Collected data:
_____

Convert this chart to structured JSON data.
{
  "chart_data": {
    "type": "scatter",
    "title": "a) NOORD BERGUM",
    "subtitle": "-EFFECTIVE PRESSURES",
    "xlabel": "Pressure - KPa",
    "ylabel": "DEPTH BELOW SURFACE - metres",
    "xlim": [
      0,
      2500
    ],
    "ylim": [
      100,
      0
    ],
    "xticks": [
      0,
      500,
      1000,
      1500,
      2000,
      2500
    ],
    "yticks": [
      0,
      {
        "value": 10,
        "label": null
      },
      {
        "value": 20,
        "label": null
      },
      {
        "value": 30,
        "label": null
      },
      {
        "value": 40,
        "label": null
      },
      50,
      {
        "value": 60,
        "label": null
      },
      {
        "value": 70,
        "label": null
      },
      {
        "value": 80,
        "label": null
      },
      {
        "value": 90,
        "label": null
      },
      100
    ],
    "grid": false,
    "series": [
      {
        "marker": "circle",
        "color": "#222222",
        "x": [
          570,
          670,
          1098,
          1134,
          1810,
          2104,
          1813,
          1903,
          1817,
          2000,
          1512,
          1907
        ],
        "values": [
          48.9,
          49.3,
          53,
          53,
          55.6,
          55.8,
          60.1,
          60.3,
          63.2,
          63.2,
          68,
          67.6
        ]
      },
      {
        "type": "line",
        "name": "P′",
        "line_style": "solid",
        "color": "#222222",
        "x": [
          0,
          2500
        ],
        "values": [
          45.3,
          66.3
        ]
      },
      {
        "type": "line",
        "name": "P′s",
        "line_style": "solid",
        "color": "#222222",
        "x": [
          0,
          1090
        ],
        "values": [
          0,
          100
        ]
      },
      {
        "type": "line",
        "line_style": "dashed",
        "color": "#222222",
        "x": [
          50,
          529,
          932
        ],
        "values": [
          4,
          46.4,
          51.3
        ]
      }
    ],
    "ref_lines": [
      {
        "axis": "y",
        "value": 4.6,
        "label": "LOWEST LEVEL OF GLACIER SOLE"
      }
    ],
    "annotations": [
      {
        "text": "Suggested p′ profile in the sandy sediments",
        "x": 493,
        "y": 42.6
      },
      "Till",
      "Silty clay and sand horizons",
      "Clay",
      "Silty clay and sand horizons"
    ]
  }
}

_____

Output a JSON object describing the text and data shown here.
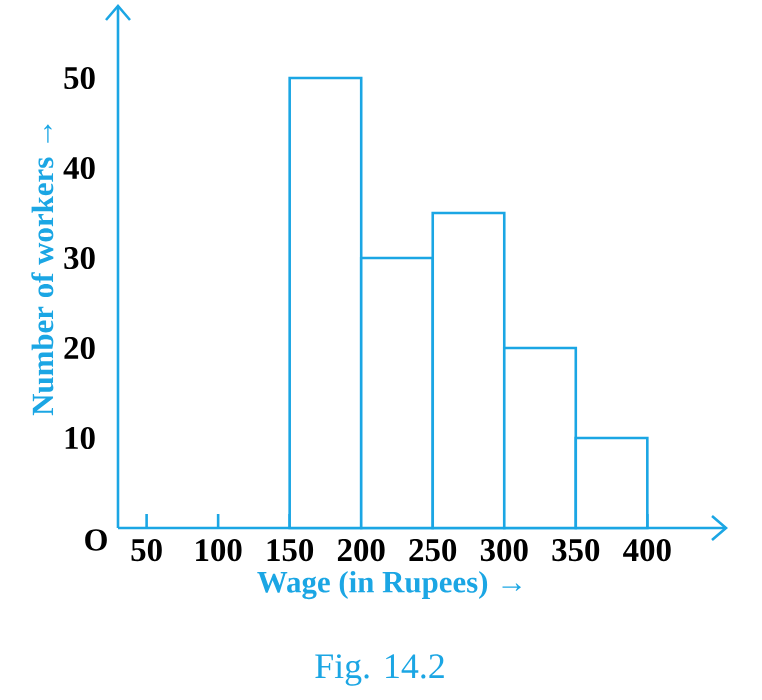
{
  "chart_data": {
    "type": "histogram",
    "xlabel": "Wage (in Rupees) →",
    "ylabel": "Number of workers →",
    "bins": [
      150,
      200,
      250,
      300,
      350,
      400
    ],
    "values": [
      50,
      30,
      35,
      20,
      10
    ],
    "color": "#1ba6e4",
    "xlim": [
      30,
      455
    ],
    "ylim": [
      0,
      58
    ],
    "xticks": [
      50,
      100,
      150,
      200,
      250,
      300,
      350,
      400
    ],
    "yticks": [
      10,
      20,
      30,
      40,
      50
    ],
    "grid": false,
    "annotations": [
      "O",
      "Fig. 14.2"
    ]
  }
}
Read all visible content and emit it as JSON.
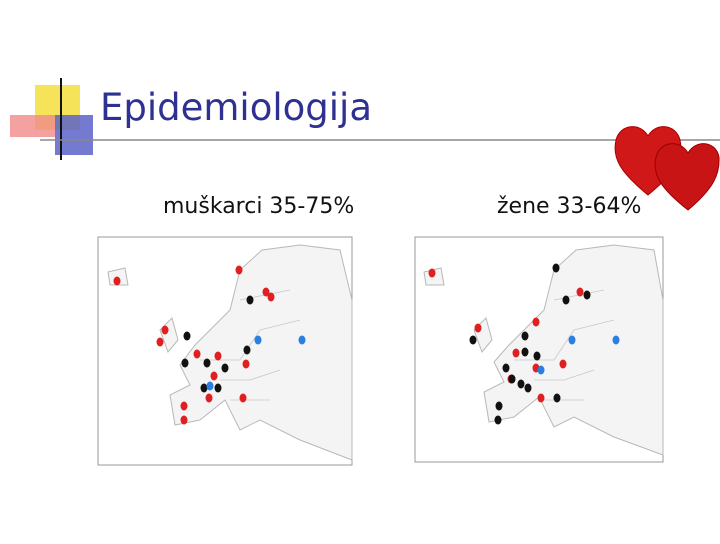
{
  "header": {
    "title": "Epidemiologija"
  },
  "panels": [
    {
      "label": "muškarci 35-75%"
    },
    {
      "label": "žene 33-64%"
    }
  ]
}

_____

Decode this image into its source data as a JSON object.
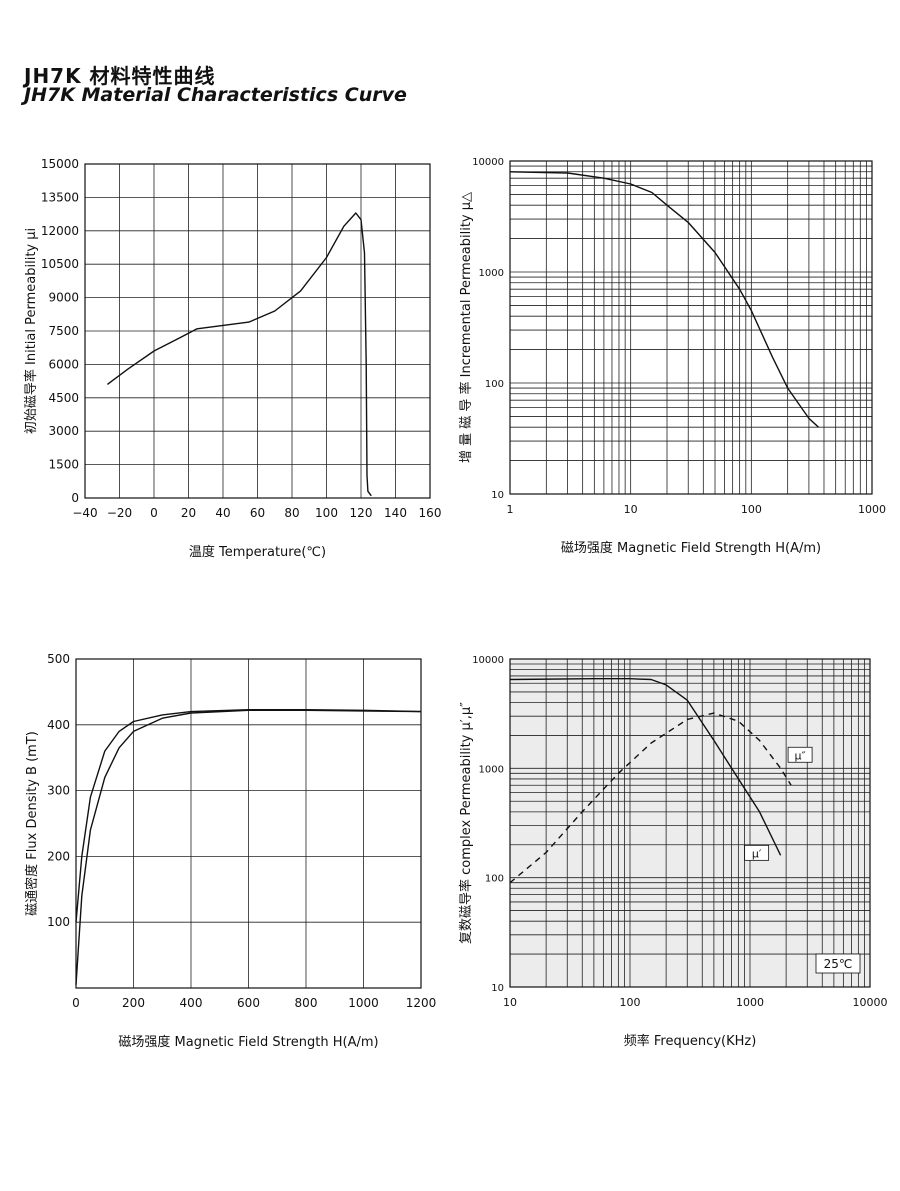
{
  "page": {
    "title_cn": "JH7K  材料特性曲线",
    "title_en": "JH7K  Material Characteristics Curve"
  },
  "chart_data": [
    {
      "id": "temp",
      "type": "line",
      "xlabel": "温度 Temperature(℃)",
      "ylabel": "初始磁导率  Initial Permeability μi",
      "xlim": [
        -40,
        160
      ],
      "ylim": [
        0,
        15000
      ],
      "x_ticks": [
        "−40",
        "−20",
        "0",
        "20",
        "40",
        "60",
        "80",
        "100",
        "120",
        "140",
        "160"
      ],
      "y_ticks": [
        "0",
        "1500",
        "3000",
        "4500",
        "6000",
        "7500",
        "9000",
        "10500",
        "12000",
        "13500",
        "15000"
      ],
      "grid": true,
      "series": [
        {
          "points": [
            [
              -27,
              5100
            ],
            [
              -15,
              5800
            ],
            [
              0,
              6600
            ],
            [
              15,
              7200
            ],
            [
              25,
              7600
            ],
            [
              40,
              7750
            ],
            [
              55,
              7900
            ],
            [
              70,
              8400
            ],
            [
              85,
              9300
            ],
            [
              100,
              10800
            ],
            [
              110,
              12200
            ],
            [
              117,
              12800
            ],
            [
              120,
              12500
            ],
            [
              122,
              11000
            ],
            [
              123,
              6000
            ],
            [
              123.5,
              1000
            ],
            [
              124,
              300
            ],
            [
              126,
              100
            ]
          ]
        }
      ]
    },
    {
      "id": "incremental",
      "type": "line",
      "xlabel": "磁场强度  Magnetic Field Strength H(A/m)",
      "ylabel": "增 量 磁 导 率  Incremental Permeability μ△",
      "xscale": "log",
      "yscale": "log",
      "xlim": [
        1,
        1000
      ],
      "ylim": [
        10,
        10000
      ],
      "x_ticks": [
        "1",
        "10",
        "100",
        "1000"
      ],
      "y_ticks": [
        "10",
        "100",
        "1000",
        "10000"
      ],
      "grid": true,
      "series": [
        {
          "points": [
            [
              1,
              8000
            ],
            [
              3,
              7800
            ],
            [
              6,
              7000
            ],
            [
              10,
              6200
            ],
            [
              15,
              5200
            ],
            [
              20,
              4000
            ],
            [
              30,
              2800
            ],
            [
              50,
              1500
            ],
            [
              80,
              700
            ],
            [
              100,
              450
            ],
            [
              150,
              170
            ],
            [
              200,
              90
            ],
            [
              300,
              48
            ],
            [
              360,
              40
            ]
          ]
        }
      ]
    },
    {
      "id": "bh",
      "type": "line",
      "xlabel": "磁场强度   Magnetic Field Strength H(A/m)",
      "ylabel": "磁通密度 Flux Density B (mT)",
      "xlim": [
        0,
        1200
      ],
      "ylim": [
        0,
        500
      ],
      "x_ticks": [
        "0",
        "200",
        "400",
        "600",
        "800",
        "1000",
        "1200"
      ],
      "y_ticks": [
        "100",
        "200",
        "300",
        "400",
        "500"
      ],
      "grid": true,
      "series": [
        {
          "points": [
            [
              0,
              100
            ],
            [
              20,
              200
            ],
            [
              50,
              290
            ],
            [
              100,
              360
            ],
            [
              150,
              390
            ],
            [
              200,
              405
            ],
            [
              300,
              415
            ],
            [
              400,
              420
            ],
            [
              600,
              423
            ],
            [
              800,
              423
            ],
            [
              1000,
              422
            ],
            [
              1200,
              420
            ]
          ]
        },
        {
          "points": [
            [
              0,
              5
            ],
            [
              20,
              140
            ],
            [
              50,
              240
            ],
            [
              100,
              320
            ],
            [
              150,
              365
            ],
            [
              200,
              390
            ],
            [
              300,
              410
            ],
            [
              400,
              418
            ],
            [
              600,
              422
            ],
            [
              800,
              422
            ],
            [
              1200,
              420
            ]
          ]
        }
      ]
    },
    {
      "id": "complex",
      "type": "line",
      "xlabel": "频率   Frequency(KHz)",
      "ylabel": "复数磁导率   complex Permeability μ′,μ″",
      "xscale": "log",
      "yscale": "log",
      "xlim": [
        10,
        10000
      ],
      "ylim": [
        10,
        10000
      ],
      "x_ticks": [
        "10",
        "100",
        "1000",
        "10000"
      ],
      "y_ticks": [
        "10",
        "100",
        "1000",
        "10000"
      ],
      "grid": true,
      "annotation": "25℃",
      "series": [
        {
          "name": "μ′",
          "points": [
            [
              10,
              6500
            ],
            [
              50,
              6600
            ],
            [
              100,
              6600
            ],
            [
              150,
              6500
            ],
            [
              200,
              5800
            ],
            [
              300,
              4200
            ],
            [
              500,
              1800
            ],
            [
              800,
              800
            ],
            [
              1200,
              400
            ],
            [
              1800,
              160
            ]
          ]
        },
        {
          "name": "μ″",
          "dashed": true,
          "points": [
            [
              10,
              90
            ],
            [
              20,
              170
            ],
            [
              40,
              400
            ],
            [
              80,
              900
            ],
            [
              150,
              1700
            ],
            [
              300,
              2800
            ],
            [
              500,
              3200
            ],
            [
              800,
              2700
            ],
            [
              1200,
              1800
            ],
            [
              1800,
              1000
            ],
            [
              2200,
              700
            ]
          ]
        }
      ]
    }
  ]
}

_____

• [Set exercise] Find the word "xlabel" in the data and show each line that holds it.

• [Exercise answer]
    "xlabel": "Pressure - KPa",
    "xlabel": "Wage (in Rupees) →",
      "xlabel": "温度 Temperature(℃)",
      "xlabel": "磁场强度  Magnetic Field Strength H(A/m)",
      "xlabel": "磁场强度   Magnetic Field Strength H(A/m)",
      "xlabel": "频率   Frequency(KHz)",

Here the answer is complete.